Data items:
____________________

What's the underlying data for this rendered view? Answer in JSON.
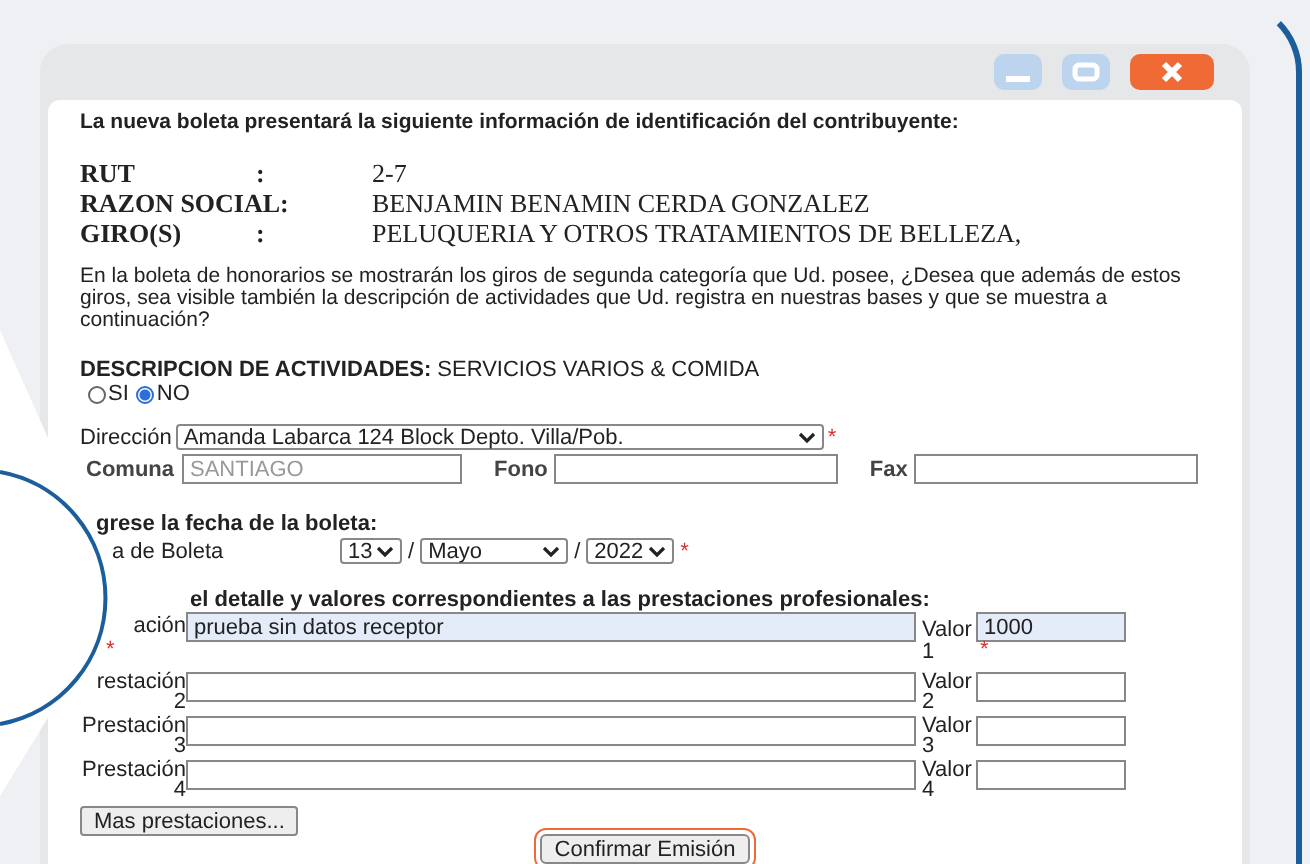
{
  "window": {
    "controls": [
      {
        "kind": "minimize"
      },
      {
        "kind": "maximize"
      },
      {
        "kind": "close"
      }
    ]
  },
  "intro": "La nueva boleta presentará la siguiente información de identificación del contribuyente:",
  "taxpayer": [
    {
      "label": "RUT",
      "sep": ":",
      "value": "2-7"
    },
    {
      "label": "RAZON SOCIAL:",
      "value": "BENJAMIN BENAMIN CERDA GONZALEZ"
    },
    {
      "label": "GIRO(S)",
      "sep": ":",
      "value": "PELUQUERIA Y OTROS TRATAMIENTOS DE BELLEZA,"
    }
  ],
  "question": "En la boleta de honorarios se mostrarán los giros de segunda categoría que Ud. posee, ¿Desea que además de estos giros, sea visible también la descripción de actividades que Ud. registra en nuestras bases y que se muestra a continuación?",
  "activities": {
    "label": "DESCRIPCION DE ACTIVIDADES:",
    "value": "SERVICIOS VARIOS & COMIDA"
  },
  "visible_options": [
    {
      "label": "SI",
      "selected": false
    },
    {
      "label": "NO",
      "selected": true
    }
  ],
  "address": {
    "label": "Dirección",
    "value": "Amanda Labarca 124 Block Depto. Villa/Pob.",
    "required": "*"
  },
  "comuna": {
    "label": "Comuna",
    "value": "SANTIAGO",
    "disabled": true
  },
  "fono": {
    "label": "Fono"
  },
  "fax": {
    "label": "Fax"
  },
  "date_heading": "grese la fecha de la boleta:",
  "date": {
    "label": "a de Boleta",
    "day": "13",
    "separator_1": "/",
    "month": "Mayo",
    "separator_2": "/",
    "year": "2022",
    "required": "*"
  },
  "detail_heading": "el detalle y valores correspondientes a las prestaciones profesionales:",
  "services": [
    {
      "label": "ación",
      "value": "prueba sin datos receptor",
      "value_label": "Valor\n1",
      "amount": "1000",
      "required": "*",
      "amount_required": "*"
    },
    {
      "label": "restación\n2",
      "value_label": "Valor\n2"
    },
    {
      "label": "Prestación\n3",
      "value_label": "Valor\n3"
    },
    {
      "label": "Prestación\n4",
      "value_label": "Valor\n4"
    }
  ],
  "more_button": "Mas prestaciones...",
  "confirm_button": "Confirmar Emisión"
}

____________________

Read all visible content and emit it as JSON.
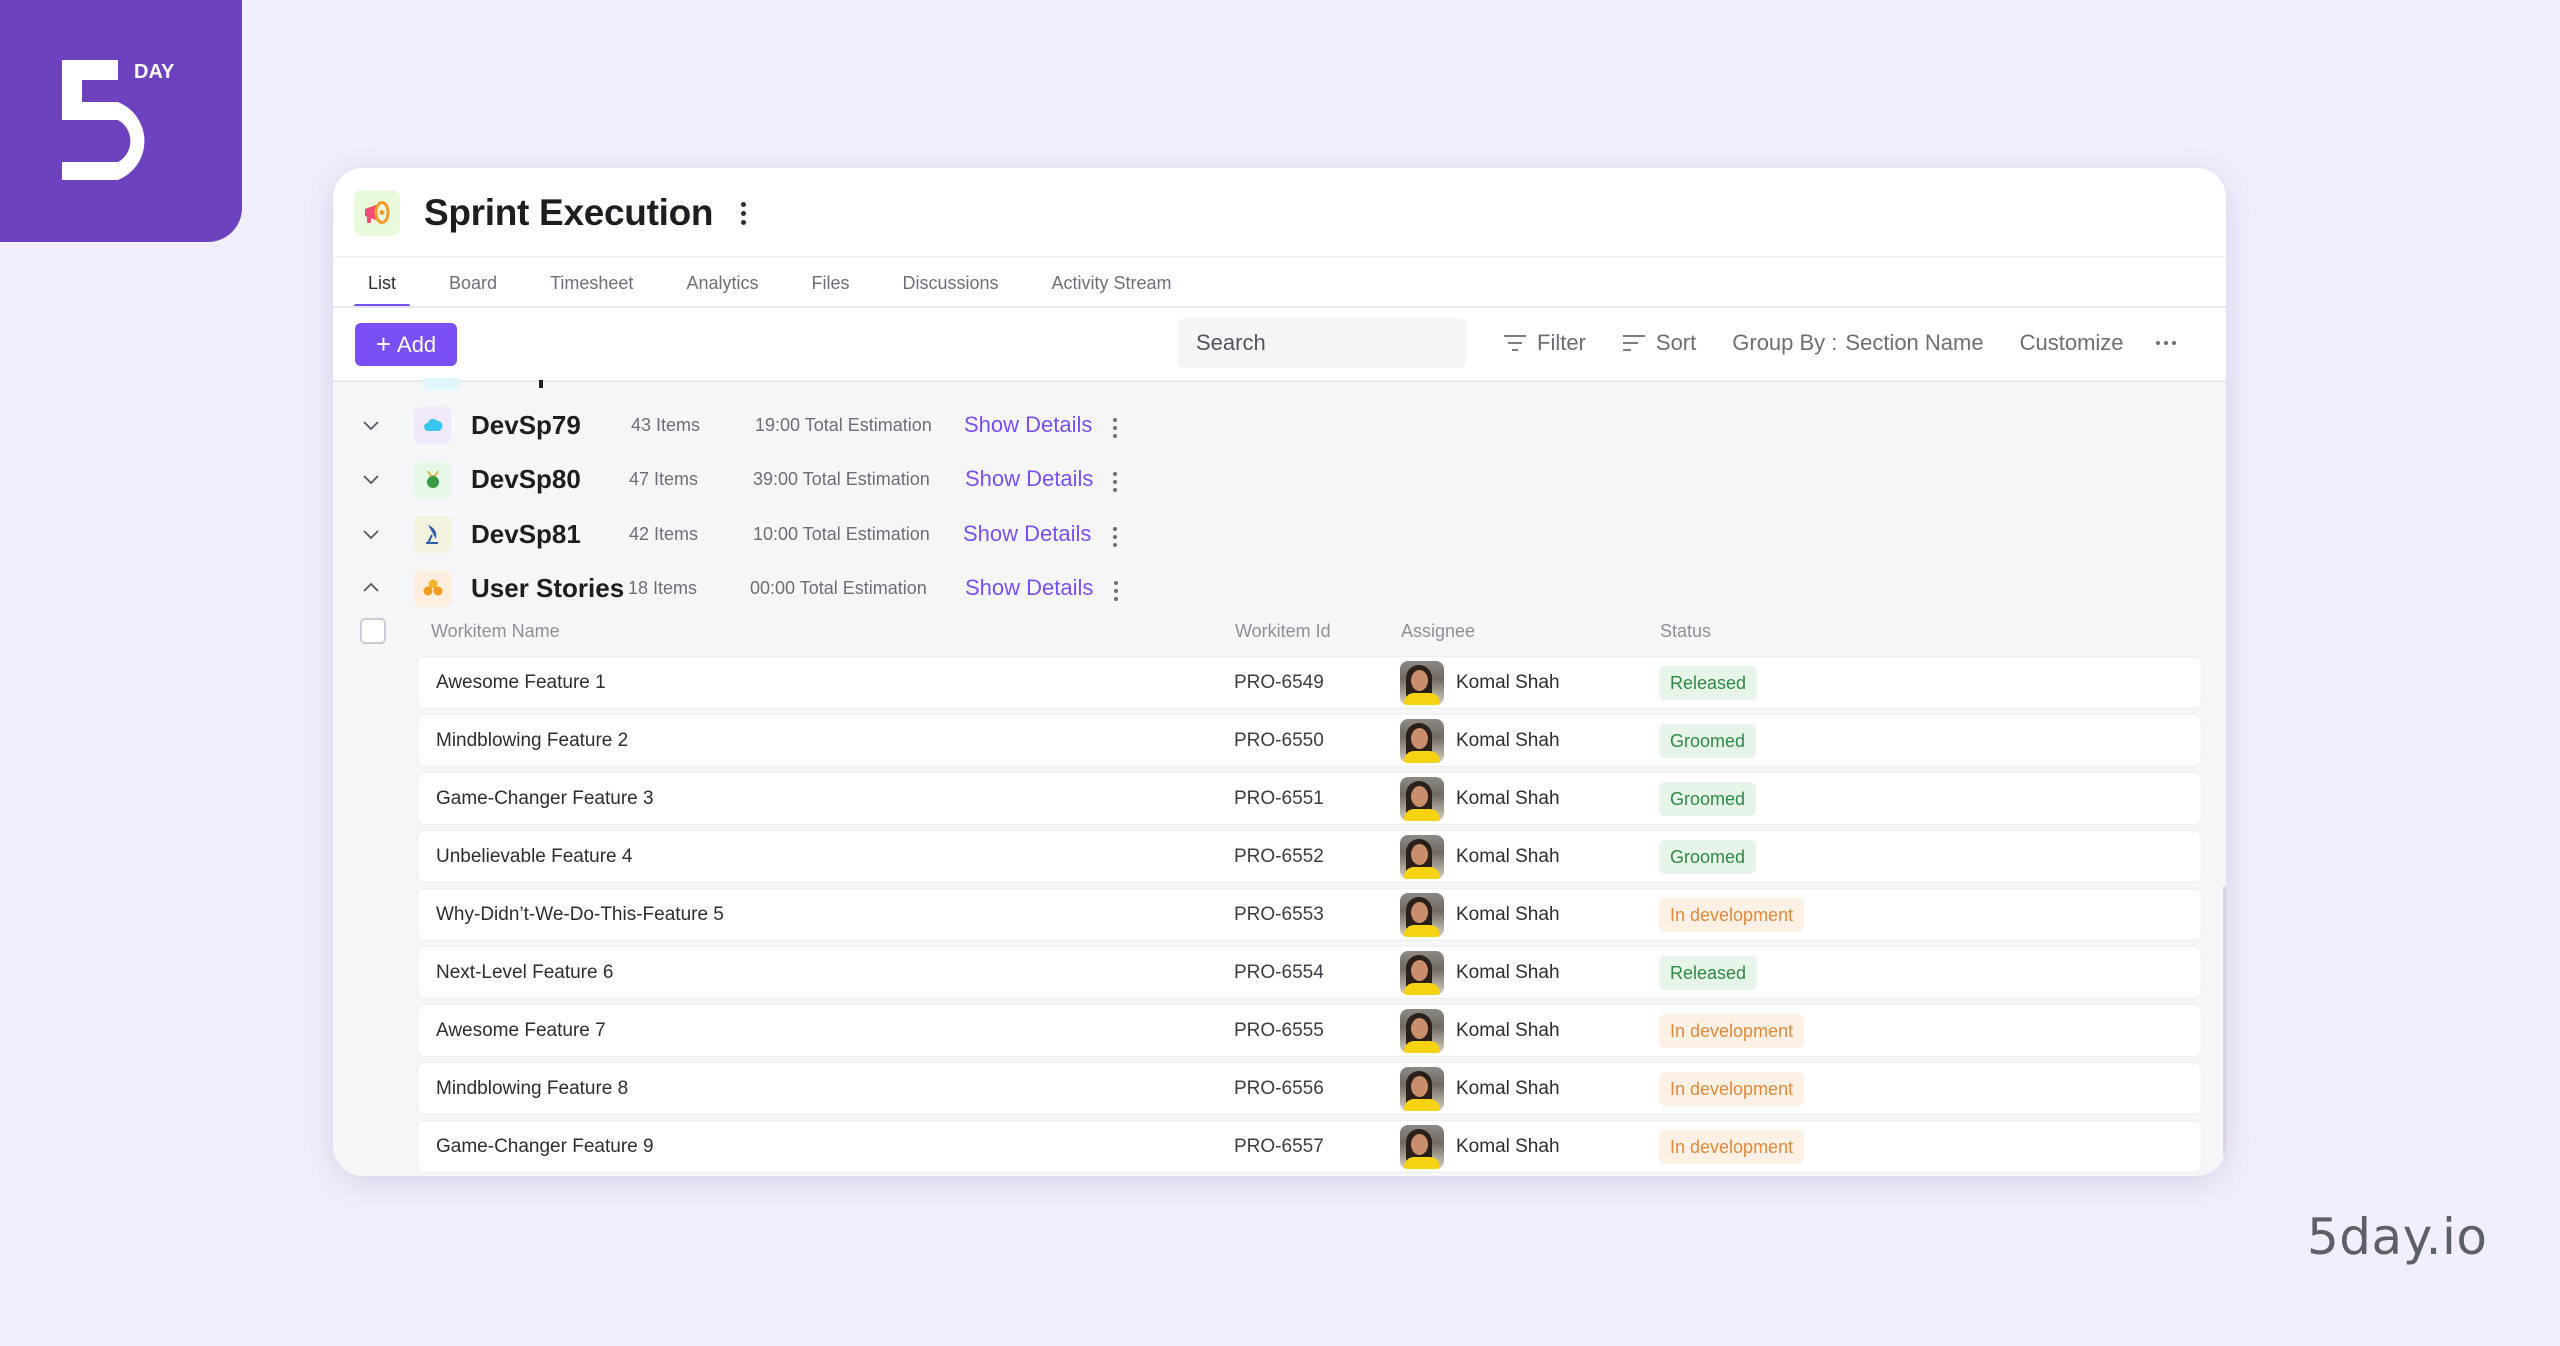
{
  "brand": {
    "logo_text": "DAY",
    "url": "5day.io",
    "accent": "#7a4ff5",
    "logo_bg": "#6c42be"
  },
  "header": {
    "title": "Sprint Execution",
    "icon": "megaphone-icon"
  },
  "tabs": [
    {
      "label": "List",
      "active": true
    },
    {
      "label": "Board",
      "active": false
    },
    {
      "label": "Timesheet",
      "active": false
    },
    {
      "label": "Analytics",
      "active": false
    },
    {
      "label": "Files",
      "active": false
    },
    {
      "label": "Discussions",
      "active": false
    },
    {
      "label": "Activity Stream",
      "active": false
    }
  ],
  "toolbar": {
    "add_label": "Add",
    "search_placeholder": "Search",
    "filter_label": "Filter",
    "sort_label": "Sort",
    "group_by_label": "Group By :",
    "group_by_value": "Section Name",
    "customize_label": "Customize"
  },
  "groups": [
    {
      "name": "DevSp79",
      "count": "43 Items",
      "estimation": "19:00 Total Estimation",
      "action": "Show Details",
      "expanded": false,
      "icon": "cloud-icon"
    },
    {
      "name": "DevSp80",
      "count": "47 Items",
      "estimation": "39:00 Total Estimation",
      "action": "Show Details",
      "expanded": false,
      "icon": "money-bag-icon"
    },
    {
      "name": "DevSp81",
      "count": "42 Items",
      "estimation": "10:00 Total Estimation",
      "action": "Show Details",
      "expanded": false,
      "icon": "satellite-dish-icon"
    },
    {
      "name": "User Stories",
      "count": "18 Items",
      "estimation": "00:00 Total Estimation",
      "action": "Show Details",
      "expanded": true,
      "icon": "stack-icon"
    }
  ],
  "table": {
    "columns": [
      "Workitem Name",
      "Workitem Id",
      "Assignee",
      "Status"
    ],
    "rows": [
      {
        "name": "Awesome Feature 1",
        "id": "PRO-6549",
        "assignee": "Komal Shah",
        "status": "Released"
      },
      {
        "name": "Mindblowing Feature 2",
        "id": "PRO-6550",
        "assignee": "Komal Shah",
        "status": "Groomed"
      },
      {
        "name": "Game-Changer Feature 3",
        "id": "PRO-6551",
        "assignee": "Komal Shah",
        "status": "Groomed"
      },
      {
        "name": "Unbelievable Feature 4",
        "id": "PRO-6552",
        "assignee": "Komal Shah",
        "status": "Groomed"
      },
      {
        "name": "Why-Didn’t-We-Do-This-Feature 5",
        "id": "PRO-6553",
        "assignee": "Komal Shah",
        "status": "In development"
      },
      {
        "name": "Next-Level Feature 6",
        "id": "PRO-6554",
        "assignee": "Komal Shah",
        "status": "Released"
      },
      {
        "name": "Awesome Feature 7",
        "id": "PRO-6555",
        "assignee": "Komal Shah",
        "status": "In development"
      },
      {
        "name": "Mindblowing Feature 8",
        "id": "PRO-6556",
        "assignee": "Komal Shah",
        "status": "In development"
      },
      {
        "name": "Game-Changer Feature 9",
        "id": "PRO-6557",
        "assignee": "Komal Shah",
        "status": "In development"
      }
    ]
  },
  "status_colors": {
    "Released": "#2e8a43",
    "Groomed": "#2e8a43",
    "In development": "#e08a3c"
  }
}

____________________

Exercise aim: Locate the word "kind" in the entries, and copy every line where it is found.

Exercise result:
        "kind": "minimize"
        "kind": "maximize"
        "kind": "close"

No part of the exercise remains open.